### Goal
Pictures stay out of the copy; restate everything else in the material exactly.

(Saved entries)
== == ==

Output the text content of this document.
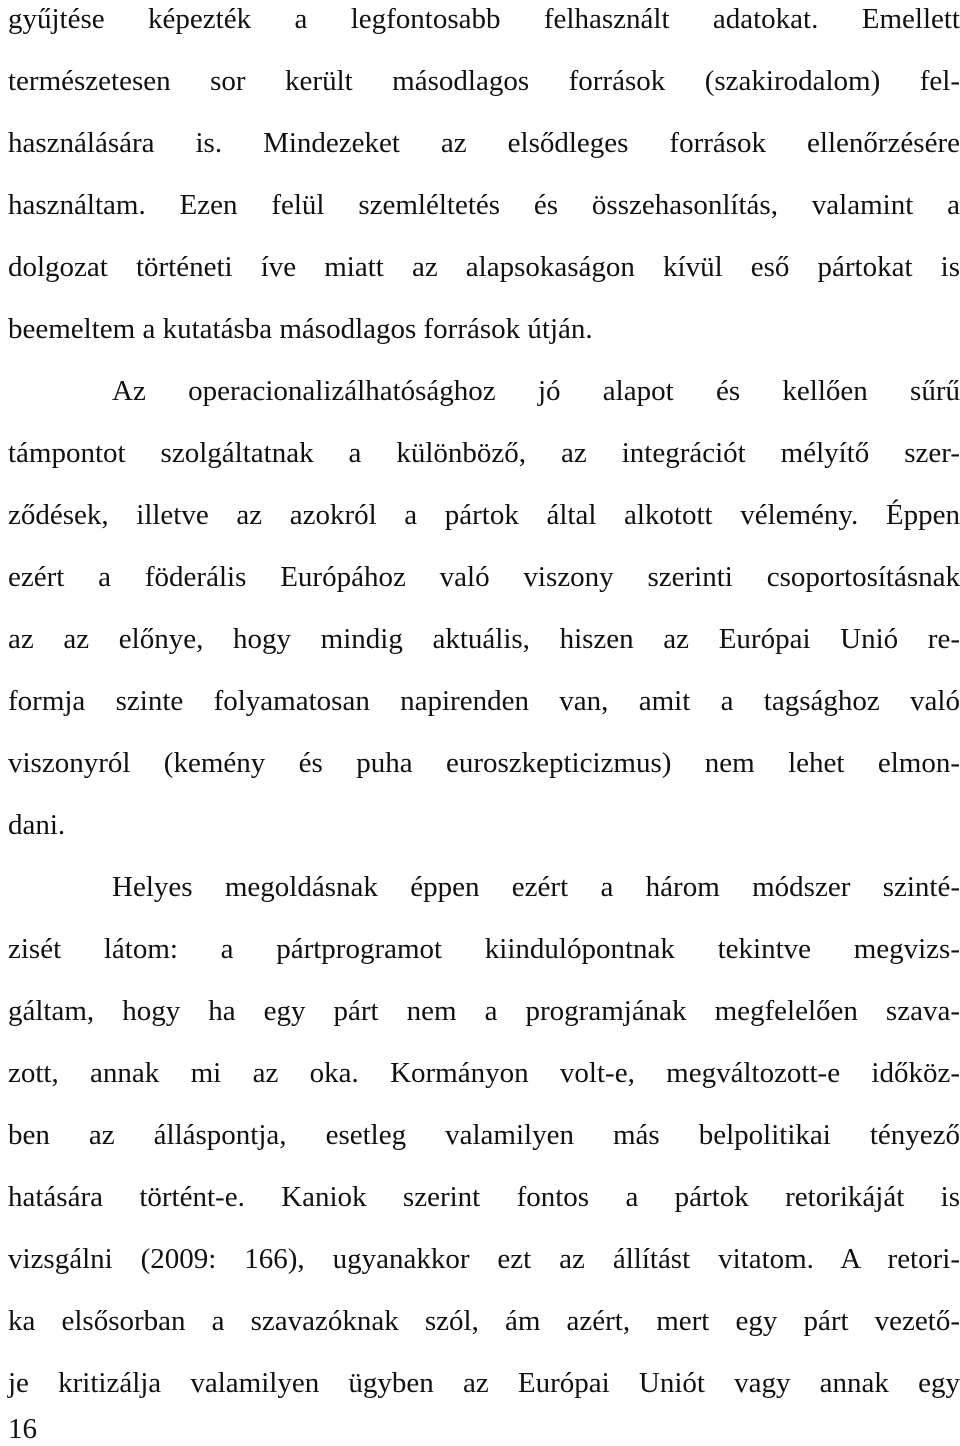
gyűjtése képezték a legfontosabb felhasznált adatokat. Emellett
természetesen sor került másodlagos források (szakirodalom) fel-
használására is. Mindezeket az elsődleges források ellenőrzésére
használtam. Ezen felül szemléltetés és összehasonlítás, valamint a
dolgozat történeti íve miatt az alapsokaságon kívül eső pártokat is
beemeltem a kutatásba másodlagos források útján.

Az operacionalizálhatósághoz jó alapot és kellően sűrű
támpontot szolgáltatnak a különböző, az integrációt mélyítő szer-
ződések, illetve az azokról a pártok által alkotott vélemény. Éppen
ezért a föderális Európához való viszony szerinti csoportosításnak
az az előnye, hogy mindig aktuális, hiszen az Európai Unió re-
formja szinte folyamatosan napirenden van, amit a tagsághoz való
viszonyról (kemény és puha euroszkepticizmus) nem lehet elmon-
dani.

Helyes megoldásnak éppen ezért a három módszer szinté-
zisét látom: a pártprogramot kiindulópontnak tekintve megvizs-
gáltam, hogy ha egy párt nem a programjának megfelelően szava-
zott, annak mi az oka. Kormányon volt-e, megváltozott-e időköz-
ben az álláspontja, esetleg valamilyen más belpolitikai tényező
hatására történt-e. Kaniok szerint fontos a pártok retorikáját is
vizsgálni (2009: 166), ugyanakkor ezt az állítást vitatom. A retori-
ka elsősorban a szavazóknak szól, ám azért, mert egy párt vezető-
je kritizálja valamilyen ügyben az Európai Uniót vagy annak egy

16
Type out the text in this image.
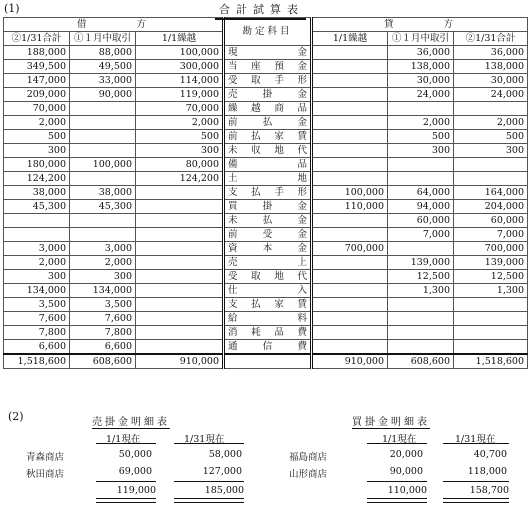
(1)	合計試算表
借方			勘定科目	貸方		
②1/31合計	①１月中取引	1/1繰越		1/1繰越	①１月中取引	②1/31合計
188,000	88,000	100,000	現 金		36,000	36,000
349,500	49,500	300,000	当 座 預 金		138,000	138,000
147,000	33,000	114,000	受 取 手 形		30,000	30,000
209,000	90,000	119,000	売 掛 金		24,000	24,000
70,000		70,000	繰 越 商 品			

2,000		2,000	前 払 金		2,000	2,000
500		500	前 払 家 賃		500	500
300		300	未 収 地 代		300	300
180,000	100,000	80,000	備 品			

124,200		124,200	土 地			

38,000	38,000		支 払 手 形	100,000	64,000	164,000
45,300	45,300		買 掛 金	110,000	94,000	204,000

			未 払 金		60,000	60,000

			前 受 金		7,000	7,000
3,000	3,000		資 本 金	700,000		700,000
2,000	2,000		売 上		139,000	139,000
300	300		受 取 地 代		12,500	12,500
134,000	134,000		仕 入		1,300	1,300
3,500	3,500		支 払 家 賃			

7,600	7,600		給 料			

7,800	7,800		消 耗 品 費			

6,600	6,600		通 信 費			

1,518,600	608,600	910,000		910,000	608,600	1,518,600
(2)	売掛金明細表
1/1現在	1/31現在
青森商店	50,000	58,000
秋田商店	69,000	127,000
119,000	185,000
買掛金明細表
1/1現在	1/31現在
福島商店	20,000	40,700
山形商店	90,000	118,000
110,000	158,700
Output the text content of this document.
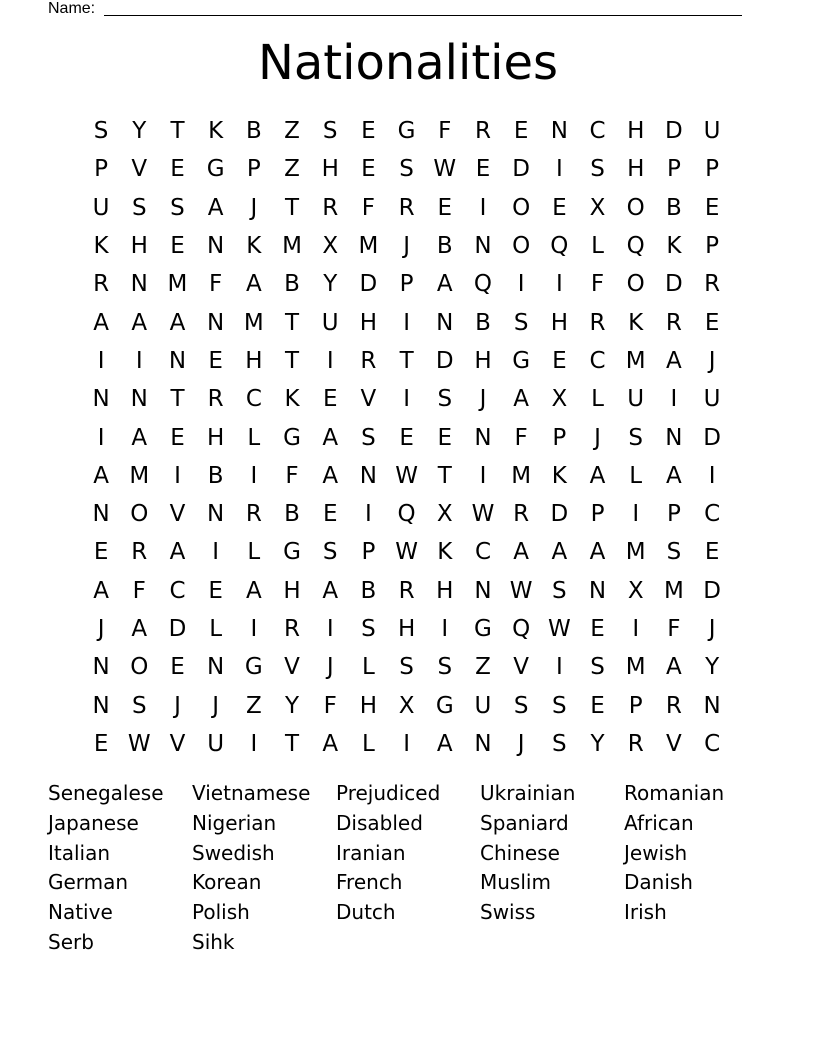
Name:
Nationalities
S	Y	T	K B Z	S	E G F	R E N C H D U
P	V	E G P	Z H E	S W E D	I	S H P	P
U S	S	A	J	T	R	F	R E	I	O E	X O B	E
K H E N K M X M	J	B N O Q L Q K	P
R N M F	A B	Y D P	A Q	I	I	F O D R
A A A N M T U H	I	N B S H R K R E
I	I	N E H T	I	R	T D H G E C M A	J
N N T	R C K	E	V	I	S	J	A X	L	U	I	U
I	A	E H	L G A	S	E	E N F	P	J	S N D
A M	I	B	I	F	A N W T	I	M K A	L	A	I
N O V N R B	E	I	Q X W R D P	I	P	C
E R A	I	L G S	P W K C A A A M S	E
A	F	C E	A H A B R H N W S N X M D
J	A D L	I	R	I	S H	I	G Q W E	I	F	J
N O E N G V	J	L	S	S	Z V	I	S M A	Y
N S	J	J	Z	Y	F H X G U S	S	E	P	R N
E W V U	I	T	A	L	I	A N	J	S	Y	R V C
Senegalese	Vietnamese	Prejudiced	Ukrainian	Romanian
Japanese	Nigerian	Disabled	Spaniard	African
Italian	Swedish	Iranian	Chinese	Jewish
German	Korean	French	Muslim	Danish
Native	Polish	Dutch	Swiss	Irish
Serb	Sihk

== == ==

### Reply
Output the text content of this document.
gyűjtése képezték a legfontosabb felhasznált adatokat. Emellett
természetesen sor került másodlagos források (szakirodalom) fel-
használására is. Mindezeket az elsődleges források ellenőrzésére
használtam. Ezen felül szemléltetés és összehasonlítás, valamint a
dolgozat történeti íve miatt az alapsokaságon kívül eső pártokat is
beemeltem a kutatásba másodlagos források útján.

Az operacionalizálhatósághoz jó alapot és kellően sűrű
támpontot szolgáltatnak a különböző, az integrációt mélyítő szer-
ződések, illetve az azokról a pártok által alkotott vélemény. Éppen
ezért a föderális Európához való viszony szerinti csoportosításnak
az az előnye, hogy mindig aktuális, hiszen az Európai Unió re-
formja szinte folyamatosan napirenden van, amit a tagsághoz való
viszonyról (kemény és puha euroszkepticizmus) nem lehet elmon-
dani.

Helyes megoldásnak éppen ezért a három módszer szinté-
zisét látom: a pártprogramot kiindulópontnak tekintve megvizs-
gáltam, hogy ha egy párt nem a programjának megfelelően szava-
zott, annak mi az oka. Kormányon volt-e, megváltozott-e időköz-
ben az álláspontja, esetleg valamilyen más belpolitikai tényező
hatására történt-e. Kaniok szerint fontos a pártok retorikáját is
vizsgálni (2009: 166), ugyanakkor ezt az állítást vitatom. A retori-
ka elsősorban a szavazóknak szól, ám azért, mert egy párt vezető-
je kritizálja valamilyen ügyben az Európai Uniót vagy annak egy

16
Type out the text in this image.
(1)	合計試算表
借方			勘定科目	貸方		
②1/31合計	①１月中取引	1/1繰越		1/1繰越	①１月中取引	②1/31合計
188,000	88,000	100,000	現 金		36,000	36,000
349,500	49,500	300,000	当 座 預 金		138,000	138,000
147,000	33,000	114,000	受 取 手 形		30,000	30,000
209,000	90,000	119,000	売 掛 金		24,000	24,000
70,000		70,000	繰 越 商 品			

2,000		2,000	前 払 金		2,000	2,000
500		500	前 払 家 賃		500	500
300		300	未 収 地 代		300	300
180,000	100,000	80,000	備 品			

124,200		124,200	土 地			

38,000	38,000		支 払 手 形	100,000	64,000	164,000
45,300	45,300		買 掛 金	110,000	94,000	204,000

			未 払 金		60,000	60,000

			前 受 金		7,000	7,000
3,000	3,000		資 本 金	700,000		700,000
2,000	2,000		売 上		139,000	139,000
300	300		受 取 地 代		12,500	12,500
134,000	134,000		仕 入		1,300	1,300
3,500	3,500		支 払 家 賃			

7,600	7,600		給 料			

7,800	7,800		消 耗 品 費			

6,600	6,600		通 信 費			

1,518,600	608,600	910,000		910,000	608,600	1,518,600
(2)	売掛金明細表
1/1現在	1/31現在
青森商店	50,000	58,000
秋田商店	69,000	127,000
119,000	185,000
買掛金明細表
1/1現在	1/31現在
福島商店	20,000	40,700
山形商店	90,000	118,000
110,000	158,700
Output the text content of this document.
Name:
Nationalities
S	Y	T	K B Z	S	E G F	R E N C H D U
P	V	E G P	Z H E	S W E D	I	S H P	P
U S	S	A	J	T	R	F	R E	I	O E	X O B	E
K H E N K M X M	J	B N O Q L Q K	P
R N M F	A B	Y D P	A Q	I	I	F O D R
A A A N M T U H	I	N B S H R K R E
I	I	N E H T	I	R	T D H G E C M A	J
N N T	R C K	E	V	I	S	J	A X	L	U	I	U
I	A	E H	L G A	S	E	E N F	P	J	S N D
A M	I	B	I	F	A N W T	I	M K A	L	A	I
N O V N R B	E	I	Q X W R D P	I	P	C
E R A	I	L G S	P W K C A A A M S	E
A	F	C E	A H A B R H N W S N X M D
J	A D L	I	R	I	S H	I	G Q W E	I	F	J
N O E N G V	J	L	S	S	Z V	I	S M A	Y
N S	J	J	Z	Y	F H X G U S	S	E	P	R N
E W V U	I	T	A	L	I	A N	J	S	Y	R V C
Senegalese	Vietnamese	Prejudiced	Ukrainian	Romanian
Japanese	Nigerian	Disabled	Spaniard	African
Italian	Swedish	Iranian	Chinese	Jewish
German	Korean	French	Muslim	Danish
Native	Polish	Dutch	Swiss	Irish
Serb	Sihk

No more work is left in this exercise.